**Brief**
Write out the complete material exactly as it stands.

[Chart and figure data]
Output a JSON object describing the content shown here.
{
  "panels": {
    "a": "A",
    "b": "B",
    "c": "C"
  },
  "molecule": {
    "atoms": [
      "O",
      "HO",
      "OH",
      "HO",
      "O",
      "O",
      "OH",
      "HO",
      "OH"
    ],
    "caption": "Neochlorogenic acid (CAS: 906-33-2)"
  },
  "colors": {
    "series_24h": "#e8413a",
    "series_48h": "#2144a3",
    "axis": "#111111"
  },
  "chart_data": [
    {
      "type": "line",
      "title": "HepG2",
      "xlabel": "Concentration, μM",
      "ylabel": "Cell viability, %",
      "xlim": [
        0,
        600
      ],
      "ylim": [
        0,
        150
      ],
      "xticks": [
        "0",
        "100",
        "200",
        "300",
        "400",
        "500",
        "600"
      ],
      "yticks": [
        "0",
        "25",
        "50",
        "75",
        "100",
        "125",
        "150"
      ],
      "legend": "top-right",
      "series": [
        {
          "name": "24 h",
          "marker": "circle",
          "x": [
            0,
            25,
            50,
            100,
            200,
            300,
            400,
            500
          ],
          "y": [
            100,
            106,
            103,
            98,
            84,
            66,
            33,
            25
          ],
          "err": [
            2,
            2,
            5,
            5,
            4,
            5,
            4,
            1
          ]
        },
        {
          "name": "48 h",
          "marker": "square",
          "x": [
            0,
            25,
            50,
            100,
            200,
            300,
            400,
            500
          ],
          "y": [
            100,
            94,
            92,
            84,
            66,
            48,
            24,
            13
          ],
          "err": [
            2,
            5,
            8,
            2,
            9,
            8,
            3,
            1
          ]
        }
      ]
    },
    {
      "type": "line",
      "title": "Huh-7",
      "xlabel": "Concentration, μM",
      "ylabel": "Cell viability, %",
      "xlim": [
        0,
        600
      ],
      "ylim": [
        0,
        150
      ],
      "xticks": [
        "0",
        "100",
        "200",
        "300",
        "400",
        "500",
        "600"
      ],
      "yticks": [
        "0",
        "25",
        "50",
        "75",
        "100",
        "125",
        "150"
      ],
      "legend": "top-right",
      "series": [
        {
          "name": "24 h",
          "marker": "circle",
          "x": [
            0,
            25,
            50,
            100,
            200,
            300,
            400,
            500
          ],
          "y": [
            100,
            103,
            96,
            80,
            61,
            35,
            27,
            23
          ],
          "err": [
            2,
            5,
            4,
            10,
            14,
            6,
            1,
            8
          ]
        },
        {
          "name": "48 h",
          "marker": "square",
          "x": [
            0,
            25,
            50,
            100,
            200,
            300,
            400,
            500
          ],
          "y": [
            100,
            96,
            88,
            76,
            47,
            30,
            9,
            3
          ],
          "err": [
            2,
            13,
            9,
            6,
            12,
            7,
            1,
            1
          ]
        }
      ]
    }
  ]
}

**In response**
Output a JSON object describing the content shown here.
{
  "panels": {
    "a": "A",
    "b": "B",
    "c": "C"
  },
  "molecule": {
    "atoms": [
      "O",
      "HO",
      "OH",
      "HO",
      "O",
      "O",
      "OH",
      "HO",
      "OH"
    ],
    "caption": "Neochlorogenic acid (CAS: 906-33-2)"
  },
  "colors": {
    "series_24h": "#e8413a",
    "series_48h": "#2144a3",
    "axis": "#111111"
  },
  "chart_data": [
    {
      "type": "line",
      "title": "HepG2",
      "xlabel": "Concentration, μM",
      "ylabel": "Cell viability, %",
      "xlim": [
        0,
        600
      ],
      "ylim": [
        0,
        150
      ],
      "xticks": [
        "0",
        "100",
        "200",
        "300",
        "400",
        "500",
        "600"
      ],
      "yticks": [
        "0",
        "25",
        "50",
        "75",
        "100",
        "125",
        "150"
      ],
      "legend": "top-right",
      "series": [
        {
          "name": "24 h",
          "marker": "circle",
          "x": [
            0,
            25,
            50,
            100,
            200,
            300,
            400,
            500
          ],
          "y": [
            100,
            106,
            103,
            98,
            84,
            66,
            33,
            25
          ],
          "err": [
            2,
            2,
            5,
            5,
            4,
            5,
            4,
            1
          ]
        },
        {
          "name": "48 h",
          "marker": "square",
          "x": [
            0,
            25,
            50,
            100,
            200,
            300,
            400,
            500
          ],
          "y": [
            100,
            94,
            92,
            84,
            66,
            48,
            24,
            13
          ],
          "err": [
            2,
            5,
            8,
            2,
            9,
            8,
            3,
            1
          ]
        }
      ]
    },
    {
      "type": "line",
      "title": "Huh-7",
      "xlabel": "Concentration, μM",
      "ylabel": "Cell viability, %",
      "xlim": [
        0,
        600
      ],
      "ylim": [
        0,
        150
      ],
      "xticks": [
        "0",
        "100",
        "200",
        "300",
        "400",
        "500",
        "600"
      ],
      "yticks": [
        "0",
        "25",
        "50",
        "75",
        "100",
        "125",
        "150"
      ],
      "legend": "top-right",
      "series": [
        {
          "name": "24 h",
          "marker": "circle",
          "x": [
            0,
            25,
            50,
            100,
            200,
            300,
            400,
            500
          ],
          "y": [
            100,
            103,
            96,
            80,
            61,
            35,
            27,
            23
          ],
          "err": [
            2,
            5,
            4,
            10,
            14,
            6,
            1,
            8
          ]
        },
        {
          "name": "48 h",
          "marker": "square",
          "x": [
            0,
            25,
            50,
            100,
            200,
            300,
            400,
            500
          ],
          "y": [
            100,
            96,
            88,
            76,
            47,
            30,
            9,
            3
          ],
          "err": [
            2,
            13,
            9,
            6,
            12,
            7,
            1,
            1
          ]
        }
      ]
    }
  ]
}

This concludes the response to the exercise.